Data supplied:

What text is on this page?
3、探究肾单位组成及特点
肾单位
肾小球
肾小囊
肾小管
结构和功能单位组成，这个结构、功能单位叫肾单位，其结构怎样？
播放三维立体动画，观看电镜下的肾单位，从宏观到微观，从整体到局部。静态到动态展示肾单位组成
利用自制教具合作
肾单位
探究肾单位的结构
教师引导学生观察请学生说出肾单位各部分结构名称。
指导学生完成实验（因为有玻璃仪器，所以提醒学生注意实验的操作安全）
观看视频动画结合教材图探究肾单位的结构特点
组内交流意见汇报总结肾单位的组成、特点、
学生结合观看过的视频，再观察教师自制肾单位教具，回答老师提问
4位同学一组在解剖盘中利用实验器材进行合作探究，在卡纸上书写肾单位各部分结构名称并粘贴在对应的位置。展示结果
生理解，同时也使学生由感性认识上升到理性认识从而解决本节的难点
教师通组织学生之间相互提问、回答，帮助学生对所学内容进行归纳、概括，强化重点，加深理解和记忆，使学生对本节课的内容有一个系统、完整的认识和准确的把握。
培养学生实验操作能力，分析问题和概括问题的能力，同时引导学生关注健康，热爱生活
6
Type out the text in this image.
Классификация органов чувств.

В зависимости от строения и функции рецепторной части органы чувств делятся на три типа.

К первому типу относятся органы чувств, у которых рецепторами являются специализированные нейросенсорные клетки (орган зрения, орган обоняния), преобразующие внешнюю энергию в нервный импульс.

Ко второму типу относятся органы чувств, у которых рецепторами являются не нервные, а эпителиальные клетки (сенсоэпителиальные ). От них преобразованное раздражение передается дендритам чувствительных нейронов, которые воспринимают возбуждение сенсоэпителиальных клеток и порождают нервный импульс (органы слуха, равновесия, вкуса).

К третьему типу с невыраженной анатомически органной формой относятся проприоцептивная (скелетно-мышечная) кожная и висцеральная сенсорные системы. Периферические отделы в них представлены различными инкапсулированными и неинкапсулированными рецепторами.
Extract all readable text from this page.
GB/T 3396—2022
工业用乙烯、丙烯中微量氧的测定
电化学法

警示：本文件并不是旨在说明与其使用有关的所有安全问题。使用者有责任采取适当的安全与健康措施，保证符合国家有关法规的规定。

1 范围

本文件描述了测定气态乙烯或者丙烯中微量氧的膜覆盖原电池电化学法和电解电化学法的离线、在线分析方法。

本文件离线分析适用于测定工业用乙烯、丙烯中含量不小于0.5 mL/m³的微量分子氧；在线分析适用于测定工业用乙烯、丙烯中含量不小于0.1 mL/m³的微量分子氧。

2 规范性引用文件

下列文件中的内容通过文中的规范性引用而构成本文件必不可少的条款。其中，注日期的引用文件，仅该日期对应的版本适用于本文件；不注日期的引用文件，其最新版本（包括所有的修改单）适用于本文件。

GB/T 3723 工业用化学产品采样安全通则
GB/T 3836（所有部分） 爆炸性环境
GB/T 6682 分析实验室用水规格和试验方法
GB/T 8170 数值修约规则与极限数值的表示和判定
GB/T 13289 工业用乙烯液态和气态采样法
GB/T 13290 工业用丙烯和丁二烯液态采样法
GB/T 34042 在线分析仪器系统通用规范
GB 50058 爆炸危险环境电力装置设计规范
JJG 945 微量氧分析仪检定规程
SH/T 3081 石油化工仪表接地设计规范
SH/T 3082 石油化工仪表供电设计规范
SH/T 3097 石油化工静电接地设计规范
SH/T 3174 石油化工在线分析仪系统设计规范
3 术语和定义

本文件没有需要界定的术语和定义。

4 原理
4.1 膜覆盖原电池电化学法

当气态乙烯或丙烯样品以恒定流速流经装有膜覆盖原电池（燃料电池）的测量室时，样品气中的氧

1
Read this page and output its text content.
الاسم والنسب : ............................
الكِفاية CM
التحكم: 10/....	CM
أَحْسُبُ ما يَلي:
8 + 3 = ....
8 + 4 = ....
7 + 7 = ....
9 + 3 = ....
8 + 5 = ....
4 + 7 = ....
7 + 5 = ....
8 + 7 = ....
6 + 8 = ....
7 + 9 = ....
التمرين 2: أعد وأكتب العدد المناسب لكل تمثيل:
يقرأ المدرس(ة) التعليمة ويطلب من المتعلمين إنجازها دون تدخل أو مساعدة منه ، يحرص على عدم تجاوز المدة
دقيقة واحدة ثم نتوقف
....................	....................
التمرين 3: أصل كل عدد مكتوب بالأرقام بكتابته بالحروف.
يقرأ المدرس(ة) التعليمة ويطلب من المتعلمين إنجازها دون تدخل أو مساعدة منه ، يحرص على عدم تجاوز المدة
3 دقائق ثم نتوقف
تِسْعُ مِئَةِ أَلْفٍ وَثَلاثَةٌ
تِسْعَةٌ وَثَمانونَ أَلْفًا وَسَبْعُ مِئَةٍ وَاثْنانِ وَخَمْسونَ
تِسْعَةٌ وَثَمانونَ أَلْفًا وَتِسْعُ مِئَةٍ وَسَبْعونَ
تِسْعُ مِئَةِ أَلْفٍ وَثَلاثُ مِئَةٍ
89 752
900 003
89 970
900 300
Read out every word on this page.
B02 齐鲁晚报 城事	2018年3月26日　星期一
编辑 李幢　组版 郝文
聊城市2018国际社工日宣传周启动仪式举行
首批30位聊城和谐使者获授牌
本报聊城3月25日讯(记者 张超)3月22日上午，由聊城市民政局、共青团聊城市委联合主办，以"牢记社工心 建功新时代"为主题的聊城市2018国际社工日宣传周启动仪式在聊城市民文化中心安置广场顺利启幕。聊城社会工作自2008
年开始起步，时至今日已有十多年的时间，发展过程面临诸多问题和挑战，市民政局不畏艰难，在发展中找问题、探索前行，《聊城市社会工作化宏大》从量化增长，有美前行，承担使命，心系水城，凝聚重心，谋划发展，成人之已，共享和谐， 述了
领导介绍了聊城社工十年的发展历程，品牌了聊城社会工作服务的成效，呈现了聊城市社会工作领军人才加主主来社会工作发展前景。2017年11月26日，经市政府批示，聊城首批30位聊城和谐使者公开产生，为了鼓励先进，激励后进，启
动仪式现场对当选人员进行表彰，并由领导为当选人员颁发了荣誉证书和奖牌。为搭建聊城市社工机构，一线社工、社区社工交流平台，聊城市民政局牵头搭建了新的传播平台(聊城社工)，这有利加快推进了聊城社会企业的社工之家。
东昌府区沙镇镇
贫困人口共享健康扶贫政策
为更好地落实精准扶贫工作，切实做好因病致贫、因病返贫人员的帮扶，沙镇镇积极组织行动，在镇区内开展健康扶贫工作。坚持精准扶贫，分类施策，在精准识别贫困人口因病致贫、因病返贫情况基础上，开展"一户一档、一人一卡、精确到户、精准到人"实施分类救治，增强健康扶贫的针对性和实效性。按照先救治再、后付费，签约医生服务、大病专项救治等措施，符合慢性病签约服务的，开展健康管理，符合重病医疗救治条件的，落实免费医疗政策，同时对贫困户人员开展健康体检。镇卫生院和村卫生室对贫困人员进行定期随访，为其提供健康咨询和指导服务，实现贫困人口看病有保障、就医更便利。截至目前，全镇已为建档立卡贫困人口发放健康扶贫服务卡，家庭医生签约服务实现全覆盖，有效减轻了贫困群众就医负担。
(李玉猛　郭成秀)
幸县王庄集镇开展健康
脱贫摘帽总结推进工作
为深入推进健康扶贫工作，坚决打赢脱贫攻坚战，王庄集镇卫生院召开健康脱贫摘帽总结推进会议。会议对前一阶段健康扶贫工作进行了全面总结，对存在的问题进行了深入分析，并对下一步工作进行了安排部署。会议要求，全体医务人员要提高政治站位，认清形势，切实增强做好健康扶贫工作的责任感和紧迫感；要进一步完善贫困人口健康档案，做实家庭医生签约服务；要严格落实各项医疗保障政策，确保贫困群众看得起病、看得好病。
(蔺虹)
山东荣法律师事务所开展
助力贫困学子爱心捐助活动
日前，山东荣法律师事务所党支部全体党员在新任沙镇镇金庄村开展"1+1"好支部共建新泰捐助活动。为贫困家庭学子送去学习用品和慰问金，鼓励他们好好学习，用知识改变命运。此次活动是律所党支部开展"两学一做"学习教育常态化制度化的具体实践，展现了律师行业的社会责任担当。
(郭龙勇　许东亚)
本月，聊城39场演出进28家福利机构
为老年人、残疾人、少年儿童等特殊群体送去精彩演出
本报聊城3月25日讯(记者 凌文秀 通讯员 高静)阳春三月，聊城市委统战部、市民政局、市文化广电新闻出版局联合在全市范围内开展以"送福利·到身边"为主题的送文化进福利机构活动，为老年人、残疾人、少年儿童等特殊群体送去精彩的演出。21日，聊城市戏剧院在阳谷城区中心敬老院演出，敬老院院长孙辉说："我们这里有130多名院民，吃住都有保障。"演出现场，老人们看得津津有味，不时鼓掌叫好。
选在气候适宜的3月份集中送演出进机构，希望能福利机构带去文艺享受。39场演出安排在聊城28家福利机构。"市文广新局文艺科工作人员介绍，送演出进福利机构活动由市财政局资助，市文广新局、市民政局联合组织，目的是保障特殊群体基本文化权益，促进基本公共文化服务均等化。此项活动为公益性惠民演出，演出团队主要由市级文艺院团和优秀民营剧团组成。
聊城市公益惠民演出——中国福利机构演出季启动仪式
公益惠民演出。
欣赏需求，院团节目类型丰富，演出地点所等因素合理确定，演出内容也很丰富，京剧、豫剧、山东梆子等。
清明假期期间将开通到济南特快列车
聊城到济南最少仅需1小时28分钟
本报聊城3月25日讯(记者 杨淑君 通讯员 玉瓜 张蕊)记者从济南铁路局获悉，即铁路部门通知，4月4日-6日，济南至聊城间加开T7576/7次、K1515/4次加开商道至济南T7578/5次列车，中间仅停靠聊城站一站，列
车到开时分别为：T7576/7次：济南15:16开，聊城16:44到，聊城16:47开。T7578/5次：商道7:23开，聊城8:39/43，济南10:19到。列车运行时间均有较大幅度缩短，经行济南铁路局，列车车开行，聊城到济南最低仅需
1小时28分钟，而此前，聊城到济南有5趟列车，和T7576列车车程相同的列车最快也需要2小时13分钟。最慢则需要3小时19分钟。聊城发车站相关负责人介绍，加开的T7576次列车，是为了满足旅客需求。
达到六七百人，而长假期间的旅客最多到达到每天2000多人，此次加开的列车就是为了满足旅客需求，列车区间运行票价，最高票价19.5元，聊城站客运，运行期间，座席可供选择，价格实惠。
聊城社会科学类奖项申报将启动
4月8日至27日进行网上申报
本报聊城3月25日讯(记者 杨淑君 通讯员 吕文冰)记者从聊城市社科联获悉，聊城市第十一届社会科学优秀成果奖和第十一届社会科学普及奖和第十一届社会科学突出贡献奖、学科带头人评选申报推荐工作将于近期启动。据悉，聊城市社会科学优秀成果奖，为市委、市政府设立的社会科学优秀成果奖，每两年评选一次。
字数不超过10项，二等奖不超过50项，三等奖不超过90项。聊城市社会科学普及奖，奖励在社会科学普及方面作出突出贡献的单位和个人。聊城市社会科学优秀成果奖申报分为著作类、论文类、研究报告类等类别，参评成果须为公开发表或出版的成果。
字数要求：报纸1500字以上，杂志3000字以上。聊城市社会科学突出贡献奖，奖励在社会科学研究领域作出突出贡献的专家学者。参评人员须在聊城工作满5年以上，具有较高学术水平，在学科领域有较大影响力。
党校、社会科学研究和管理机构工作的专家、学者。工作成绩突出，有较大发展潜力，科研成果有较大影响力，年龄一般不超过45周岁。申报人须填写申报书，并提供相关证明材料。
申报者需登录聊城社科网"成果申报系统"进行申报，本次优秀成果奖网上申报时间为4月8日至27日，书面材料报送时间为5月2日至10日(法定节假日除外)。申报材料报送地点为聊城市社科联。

Task goal:
In the entries above, find each line with the string "text" and copy it.

Task response:
What text is on this page?
Type out the text in this image.
Extract all readable text from this page.
Read this page and output its text content.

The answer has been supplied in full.